**Task instructions**
Make an exact copy of all the entries, but do not reproduce the pictures.

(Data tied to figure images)
+ + + + + + +
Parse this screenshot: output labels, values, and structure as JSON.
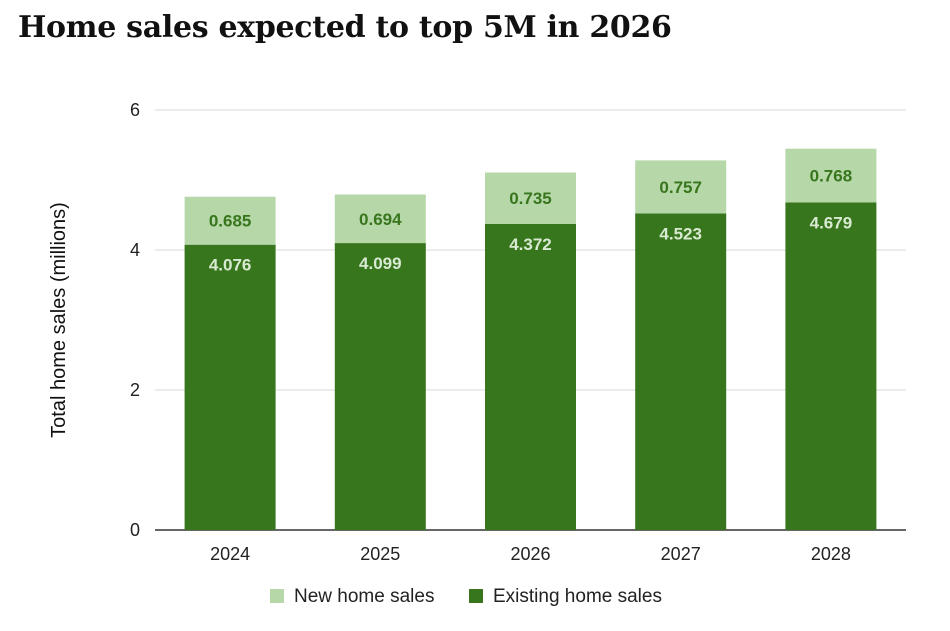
{
  "title": "Home sales expected to top 5M in 2026",
  "colors": {
    "new": "#b6d7a8",
    "existing": "#38761d",
    "new_label": "#38761d",
    "existing_label": "#d9ead3",
    "grid": "#d9d9d9",
    "axis": "#333333"
  },
  "chart_data": {
    "type": "bar",
    "stacked": true,
    "categories": [
      "2024",
      "2025",
      "2026",
      "2027",
      "2028"
    ],
    "series": [
      {
        "name": "Existing home sales",
        "values": [
          4.076,
          4.099,
          4.372,
          4.523,
          4.679
        ],
        "labels": [
          "4.076",
          "4.099",
          "4.372",
          "4.523",
          "4.679"
        ]
      },
      {
        "name": "New home sales",
        "values": [
          0.685,
          0.694,
          0.735,
          0.757,
          0.768
        ],
        "labels": [
          "0.685",
          "0.694",
          "0.735",
          "0.757",
          "0.768"
        ]
      }
    ],
    "ylabel": "Total home sales (millions)",
    "xlabel": "",
    "ylim": [
      0,
      6
    ],
    "yticks": [
      "0",
      "2",
      "4",
      "6"
    ],
    "grid": true,
    "legend_position": "bottom",
    "legend": [
      "New home sales",
      "Existing home sales"
    ]
  }
}
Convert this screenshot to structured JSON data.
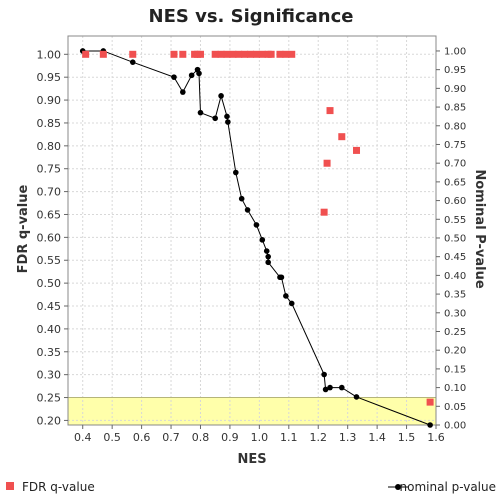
{
  "chart_data": {
    "type": "scatter",
    "title": "NES vs. Significance",
    "xlabel": "NES",
    "ylabel": "FDR q-value",
    "y2label": "Nominal P-value",
    "xlim": [
      0.35,
      1.6
    ],
    "ylim": [
      0.19,
      1.04
    ],
    "y2lim": [
      0.0,
      1.04
    ],
    "x_ticks": [
      "0.4",
      "0.5",
      "0.6",
      "0.7",
      "0.8",
      "0.9",
      "1.0",
      "1.1",
      "1.2",
      "1.3",
      "1.4",
      "1.5",
      "1.6"
    ],
    "y_ticks": [
      "0.20",
      "0.25",
      "0.30",
      "0.35",
      "0.40",
      "0.45",
      "0.50",
      "0.55",
      "0.60",
      "0.65",
      "0.70",
      "0.75",
      "0.80",
      "0.85",
      "0.90",
      "0.95",
      "1.00"
    ],
    "y2_ticks": [
      "0.00",
      "0.05",
      "0.10",
      "0.15",
      "0.20",
      "0.25",
      "0.30",
      "0.35",
      "0.40",
      "0.45",
      "0.50",
      "0.55",
      "0.60",
      "0.65",
      "0.70",
      "0.75",
      "0.80",
      "0.85",
      "0.90",
      "0.95",
      "1.00"
    ],
    "grid": true,
    "highlight_band": {
      "y_from": 0.19,
      "y_to": 0.25,
      "color": "#ffffaa"
    },
    "series": [
      {
        "name": "FDR q-value",
        "axis": "left",
        "marker": "square",
        "color": "#f05050",
        "x": [
          0.41,
          0.47,
          0.57,
          0.71,
          0.74,
          0.78,
          0.79,
          0.8,
          0.85,
          0.87,
          0.89,
          0.91,
          0.93,
          0.95,
          0.97,
          0.99,
          1.01,
          1.03,
          1.04,
          1.07,
          1.09,
          1.11,
          1.22,
          1.23,
          1.24,
          1.28,
          1.33,
          1.58
        ],
        "y": [
          1.0,
          1.0,
          1.0,
          1.0,
          1.0,
          1.0,
          1.0,
          1.0,
          1.0,
          1.0,
          1.0,
          1.0,
          1.0,
          1.0,
          1.0,
          1.0,
          1.0,
          1.0,
          1.0,
          1.0,
          1.0,
          1.0,
          0.655,
          0.762,
          0.877,
          0.82,
          0.79,
          0.24
        ]
      },
      {
        "name": "nominal p-value",
        "axis": "right",
        "marker": "circle-line",
        "color": "#000000",
        "x": [
          0.4,
          0.47,
          0.57,
          0.71,
          0.74,
          0.77,
          0.79,
          0.795,
          0.8,
          0.85,
          0.87,
          0.89,
          0.893,
          0.92,
          0.94,
          0.96,
          0.99,
          1.01,
          1.025,
          1.03,
          1.03,
          1.07,
          1.075,
          1.09,
          1.11,
          1.22,
          1.225,
          1.24,
          1.28,
          1.33,
          1.58
        ],
        "y": [
          1.0,
          1.0,
          0.97,
          0.93,
          0.89,
          0.935,
          0.95,
          0.94,
          0.835,
          0.82,
          0.88,
          0.825,
          0.81,
          0.675,
          0.605,
          0.575,
          0.535,
          0.495,
          0.465,
          0.45,
          0.435,
          0.395,
          0.395,
          0.345,
          0.325,
          0.135,
          0.095,
          0.1,
          0.1,
          0.075,
          0.0
        ]
      }
    ],
    "legend": [
      "FDR q-value",
      "nominal p-value"
    ]
  }
}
+ + + + + + +
**Final result**
Parse this screenshot: output labels, values, and structure as JSON.
{
  "title": "Home sales expected to top 5M in 2026",
  "colors": {
    "new": "#b6d7a8",
    "existing": "#38761d",
    "new_label": "#38761d",
    "existing_label": "#d9ead3",
    "grid": "#d9d9d9",
    "axis": "#333333"
  },
  "chart_data": {
    "type": "bar",
    "stacked": true,
    "categories": [
      "2024",
      "2025",
      "2026",
      "2027",
      "2028"
    ],
    "series": [
      {
        "name": "Existing home sales",
        "values": [
          4.076,
          4.099,
          4.372,
          4.523,
          4.679
        ],
        "labels": [
          "4.076",
          "4.099",
          "4.372",
          "4.523",
          "4.679"
        ]
      },
      {
        "name": "New home sales",
        "values": [
          0.685,
          0.694,
          0.735,
          0.757,
          0.768
        ],
        "labels": [
          "0.685",
          "0.694",
          "0.735",
          "0.757",
          "0.768"
        ]
      }
    ],
    "ylabel": "Total home sales (millions)",
    "xlabel": "",
    "ylim": [
      0,
      6
    ],
    "yticks": [
      "0",
      "2",
      "4",
      "6"
    ],
    "grid": true,
    "legend_position": "bottom",
    "legend": [
      "New home sales",
      "Existing home sales"
    ]
  }
}
Convert this screenshot to structured JSON data.
{
  "chart_data": {
    "type": "scatter",
    "title": "NES vs. Significance",
    "xlabel": "NES",
    "ylabel": "FDR q-value",
    "y2label": "Nominal P-value",
    "xlim": [
      0.35,
      1.6
    ],
    "ylim": [
      0.19,
      1.04
    ],
    "y2lim": [
      0.0,
      1.04
    ],
    "x_ticks": [
      "0.4",
      "0.5",
      "0.6",
      "0.7",
      "0.8",
      "0.9",
      "1.0",
      "1.1",
      "1.2",
      "1.3",
      "1.4",
      "1.5",
      "1.6"
    ],
    "y_ticks": [
      "0.20",
      "0.25",
      "0.30",
      "0.35",
      "0.40",
      "0.45",
      "0.50",
      "0.55",
      "0.60",
      "0.65",
      "0.70",
      "0.75",
      "0.80",
      "0.85",
      "0.90",
      "0.95",
      "1.00"
    ],
    "y2_ticks": [
      "0.00",
      "0.05",
      "0.10",
      "0.15",
      "0.20",
      "0.25",
      "0.30",
      "0.35",
      "0.40",
      "0.45",
      "0.50",
      "0.55",
      "0.60",
      "0.65",
      "0.70",
      "0.75",
      "0.80",
      "0.85",
      "0.90",
      "0.95",
      "1.00"
    ],
    "grid": true,
    "highlight_band": {
      "y_from": 0.19,
      "y_to": 0.25,
      "color": "#ffffaa"
    },
    "series": [
      {
        "name": "FDR q-value",
        "axis": "left",
        "marker": "square",
        "color": "#f05050",
        "x": [
          0.41,
          0.47,
          0.57,
          0.71,
          0.74,
          0.78,
          0.79,
          0.8,
          0.85,
          0.87,
          0.89,
          0.91,
          0.93,
          0.95,
          0.97,
          0.99,
          1.01,
          1.03,
          1.04,
          1.07,
          1.09,
          1.11,
          1.22,
          1.23,
          1.24,
          1.28,
          1.33,
          1.58
        ],
        "y": [
          1.0,
          1.0,
          1.0,
          1.0,
          1.0,
          1.0,
          1.0,
          1.0,
          1.0,
          1.0,
          1.0,
          1.0,
          1.0,
          1.0,
          1.0,
          1.0,
          1.0,
          1.0,
          1.0,
          1.0,
          1.0,
          1.0,
          0.655,
          0.762,
          0.877,
          0.82,
          0.79,
          0.24
        ]
      },
      {
        "name": "nominal p-value",
        "axis": "right",
        "marker": "circle-line",
        "color": "#000000",
        "x": [
          0.4,
          0.47,
          0.57,
          0.71,
          0.74,
          0.77,
          0.79,
          0.795,
          0.8,
          0.85,
          0.87,
          0.89,
          0.893,
          0.92,
          0.94,
          0.96,
          0.99,
          1.01,
          1.025,
          1.03,
          1.03,
          1.07,
          1.075,
          1.09,
          1.11,
          1.22,
          1.225,
          1.24,
          1.28,
          1.33,
          1.58
        ],
        "y": [
          1.0,
          1.0,
          0.97,
          0.93,
          0.89,
          0.935,
          0.95,
          0.94,
          0.835,
          0.82,
          0.88,
          0.825,
          0.81,
          0.675,
          0.605,
          0.575,
          0.535,
          0.495,
          0.465,
          0.45,
          0.435,
          0.395,
          0.395,
          0.345,
          0.325,
          0.135,
          0.095,
          0.1,
          0.1,
          0.075,
          0.0
        ]
      }
    ],
    "legend": [
      "FDR q-value",
      "nominal p-value"
    ]
  }
}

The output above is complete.